▸ **GIVEN EXERCISE**
Print the records below exactly as they appear.
========================================
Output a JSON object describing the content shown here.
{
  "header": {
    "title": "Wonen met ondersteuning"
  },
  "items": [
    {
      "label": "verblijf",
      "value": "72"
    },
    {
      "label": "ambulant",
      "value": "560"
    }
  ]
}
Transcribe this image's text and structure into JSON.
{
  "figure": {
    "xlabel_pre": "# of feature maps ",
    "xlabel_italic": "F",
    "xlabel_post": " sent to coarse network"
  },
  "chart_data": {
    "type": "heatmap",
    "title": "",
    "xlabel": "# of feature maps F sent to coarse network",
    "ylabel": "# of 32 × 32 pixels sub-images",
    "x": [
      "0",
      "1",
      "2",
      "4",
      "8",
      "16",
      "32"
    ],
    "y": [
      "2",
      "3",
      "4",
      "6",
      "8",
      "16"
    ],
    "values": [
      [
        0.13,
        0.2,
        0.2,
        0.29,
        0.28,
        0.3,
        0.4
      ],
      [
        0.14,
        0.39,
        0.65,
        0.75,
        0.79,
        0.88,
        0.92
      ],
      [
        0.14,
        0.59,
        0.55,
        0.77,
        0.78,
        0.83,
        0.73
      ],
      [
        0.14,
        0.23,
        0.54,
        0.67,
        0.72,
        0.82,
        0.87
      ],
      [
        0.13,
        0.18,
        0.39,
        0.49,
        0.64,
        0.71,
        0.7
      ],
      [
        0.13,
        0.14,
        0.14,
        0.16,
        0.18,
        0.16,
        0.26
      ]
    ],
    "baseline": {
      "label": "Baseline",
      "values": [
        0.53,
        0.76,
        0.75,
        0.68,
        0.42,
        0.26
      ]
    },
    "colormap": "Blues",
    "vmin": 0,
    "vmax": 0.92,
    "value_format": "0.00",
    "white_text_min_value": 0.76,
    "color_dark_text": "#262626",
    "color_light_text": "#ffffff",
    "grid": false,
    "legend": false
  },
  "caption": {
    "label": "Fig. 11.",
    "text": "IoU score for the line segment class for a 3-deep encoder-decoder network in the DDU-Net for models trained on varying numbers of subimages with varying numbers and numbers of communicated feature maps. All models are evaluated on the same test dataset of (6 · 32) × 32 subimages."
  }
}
========================================
▸ **SOLUTION TO THIS TASK**
Output a JSON object describing the content shown here.
{
  "header": {
    "title": "Wonen met ondersteuning"
  },
  "items": [
    {
      "label": "verblijf",
      "value": "72"
    },
    {
      "label": "ambulant",
      "value": "560"
    }
  ]
}
Transcribe this image's text and structure into JSON.
{
  "figure": {
    "xlabel_pre": "# of feature maps ",
    "xlabel_italic": "F",
    "xlabel_post": " sent to coarse network"
  },
  "chart_data": {
    "type": "heatmap",
    "title": "",
    "xlabel": "# of feature maps F sent to coarse network",
    "ylabel": "# of 32 × 32 pixels sub-images",
    "x": [
      "0",
      "1",
      "2",
      "4",
      "8",
      "16",
      "32"
    ],
    "y": [
      "2",
      "3",
      "4",
      "6",
      "8",
      "16"
    ],
    "values": [
      [
        0.13,
        0.2,
        0.2,
        0.29,
        0.28,
        0.3,
        0.4
      ],
      [
        0.14,
        0.39,
        0.65,
        0.75,
        0.79,
        0.88,
        0.92
      ],
      [
        0.14,
        0.59,
        0.55,
        0.77,
        0.78,
        0.83,
        0.73
      ],
      [
        0.14,
        0.23,
        0.54,
        0.67,
        0.72,
        0.82,
        0.87
      ],
      [
        0.13,
        0.18,
        0.39,
        0.49,
        0.64,
        0.71,
        0.7
      ],
      [
        0.13,
        0.14,
        0.14,
        0.16,
        0.18,
        0.16,
        0.26
      ]
    ],
    "baseline": {
      "label": "Baseline",
      "values": [
        0.53,
        0.76,
        0.75,
        0.68,
        0.42,
        0.26
      ]
    },
    "colormap": "Blues",
    "vmin": 0,
    "vmax": 0.92,
    "value_format": "0.00",
    "white_text_min_value": 0.76,
    "color_dark_text": "#262626",
    "color_light_text": "#ffffff",
    "grid": false,
    "legend": false
  },
  "caption": {
    "label": "Fig. 11.",
    "text": "IoU score for the line segment class for a 3-deep encoder-decoder network in the DDU-Net for models trained on varying numbers of subimages with varying numbers and numbers of communicated feature maps. All models are evaluated on the same test dataset of (6 · 32) × 32 subimages."
  }
}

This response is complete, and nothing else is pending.